Challenge: Collect all lines from the records below that include the word "your".

═══ Given entries

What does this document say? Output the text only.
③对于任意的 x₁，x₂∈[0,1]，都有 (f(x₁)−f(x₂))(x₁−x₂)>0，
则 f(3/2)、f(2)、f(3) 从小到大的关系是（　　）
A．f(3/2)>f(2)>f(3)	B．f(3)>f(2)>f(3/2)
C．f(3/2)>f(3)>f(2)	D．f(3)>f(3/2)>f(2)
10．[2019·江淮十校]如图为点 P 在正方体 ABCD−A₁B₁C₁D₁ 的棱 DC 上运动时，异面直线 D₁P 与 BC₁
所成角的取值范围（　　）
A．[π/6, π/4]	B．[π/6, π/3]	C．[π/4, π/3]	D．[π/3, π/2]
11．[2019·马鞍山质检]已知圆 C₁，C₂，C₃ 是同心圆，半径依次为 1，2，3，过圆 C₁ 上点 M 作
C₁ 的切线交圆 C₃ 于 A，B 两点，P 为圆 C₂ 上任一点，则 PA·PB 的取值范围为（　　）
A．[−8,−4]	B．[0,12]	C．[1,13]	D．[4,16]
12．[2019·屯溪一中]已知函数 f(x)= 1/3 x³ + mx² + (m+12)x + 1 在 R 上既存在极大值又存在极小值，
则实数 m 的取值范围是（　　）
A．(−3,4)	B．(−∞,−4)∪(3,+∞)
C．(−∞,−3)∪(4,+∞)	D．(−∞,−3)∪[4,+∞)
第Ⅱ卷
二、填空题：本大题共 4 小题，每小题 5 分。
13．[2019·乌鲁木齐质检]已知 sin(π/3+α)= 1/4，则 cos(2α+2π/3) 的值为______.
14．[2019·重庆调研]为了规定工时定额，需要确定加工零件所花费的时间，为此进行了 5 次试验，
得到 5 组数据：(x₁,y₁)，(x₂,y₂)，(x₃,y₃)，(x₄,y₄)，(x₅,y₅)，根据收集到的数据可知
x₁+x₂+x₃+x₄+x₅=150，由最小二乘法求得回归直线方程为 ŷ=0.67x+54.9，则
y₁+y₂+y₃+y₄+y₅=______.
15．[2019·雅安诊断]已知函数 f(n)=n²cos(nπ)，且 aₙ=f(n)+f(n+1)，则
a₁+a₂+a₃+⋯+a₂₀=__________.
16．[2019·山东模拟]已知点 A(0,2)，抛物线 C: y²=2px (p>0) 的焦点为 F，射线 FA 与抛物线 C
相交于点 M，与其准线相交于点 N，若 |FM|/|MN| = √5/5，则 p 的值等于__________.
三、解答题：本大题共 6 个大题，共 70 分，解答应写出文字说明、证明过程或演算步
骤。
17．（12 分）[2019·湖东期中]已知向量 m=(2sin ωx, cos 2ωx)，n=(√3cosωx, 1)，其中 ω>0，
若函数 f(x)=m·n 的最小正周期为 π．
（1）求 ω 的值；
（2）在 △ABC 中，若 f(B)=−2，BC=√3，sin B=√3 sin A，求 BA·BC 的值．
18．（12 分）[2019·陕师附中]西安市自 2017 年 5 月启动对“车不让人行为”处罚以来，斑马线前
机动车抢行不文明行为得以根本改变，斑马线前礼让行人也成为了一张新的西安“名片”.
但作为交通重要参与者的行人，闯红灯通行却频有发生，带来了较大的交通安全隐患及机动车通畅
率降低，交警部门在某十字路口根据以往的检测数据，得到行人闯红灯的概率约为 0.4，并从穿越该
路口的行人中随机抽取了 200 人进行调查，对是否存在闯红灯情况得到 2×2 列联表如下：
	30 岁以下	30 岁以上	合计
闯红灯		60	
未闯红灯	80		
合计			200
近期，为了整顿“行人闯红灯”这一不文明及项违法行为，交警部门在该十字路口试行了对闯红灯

══════
═══ Given entries

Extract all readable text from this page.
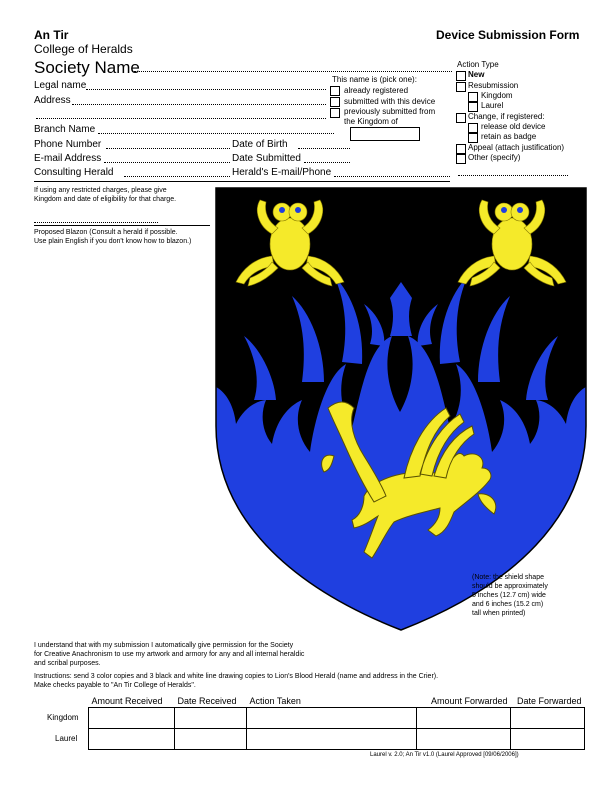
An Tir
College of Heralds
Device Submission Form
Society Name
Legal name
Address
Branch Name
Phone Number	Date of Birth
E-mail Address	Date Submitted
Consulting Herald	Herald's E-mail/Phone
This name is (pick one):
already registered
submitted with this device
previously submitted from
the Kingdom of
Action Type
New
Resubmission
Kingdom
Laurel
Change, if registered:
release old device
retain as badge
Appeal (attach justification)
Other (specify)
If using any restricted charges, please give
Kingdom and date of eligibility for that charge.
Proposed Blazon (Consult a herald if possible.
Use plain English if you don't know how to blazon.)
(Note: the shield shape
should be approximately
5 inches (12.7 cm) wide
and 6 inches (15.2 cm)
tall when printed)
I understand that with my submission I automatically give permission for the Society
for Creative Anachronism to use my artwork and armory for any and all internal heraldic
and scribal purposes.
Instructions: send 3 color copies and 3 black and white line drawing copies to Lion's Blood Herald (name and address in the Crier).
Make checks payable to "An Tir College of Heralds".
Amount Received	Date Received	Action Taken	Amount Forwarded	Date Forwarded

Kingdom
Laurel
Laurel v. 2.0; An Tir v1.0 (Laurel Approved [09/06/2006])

══════
═══ Given entries

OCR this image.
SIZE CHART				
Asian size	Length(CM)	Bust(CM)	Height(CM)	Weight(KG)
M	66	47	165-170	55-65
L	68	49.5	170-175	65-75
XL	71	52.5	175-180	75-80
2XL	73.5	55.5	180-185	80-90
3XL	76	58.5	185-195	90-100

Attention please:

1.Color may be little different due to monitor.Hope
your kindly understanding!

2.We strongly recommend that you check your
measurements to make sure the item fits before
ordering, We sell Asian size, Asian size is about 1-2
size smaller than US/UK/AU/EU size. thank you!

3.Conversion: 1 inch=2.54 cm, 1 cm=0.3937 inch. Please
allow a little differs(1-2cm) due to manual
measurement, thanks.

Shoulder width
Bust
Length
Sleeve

══════

Problem solution:
your kindly understanding!
2.We strongly recommend that you check your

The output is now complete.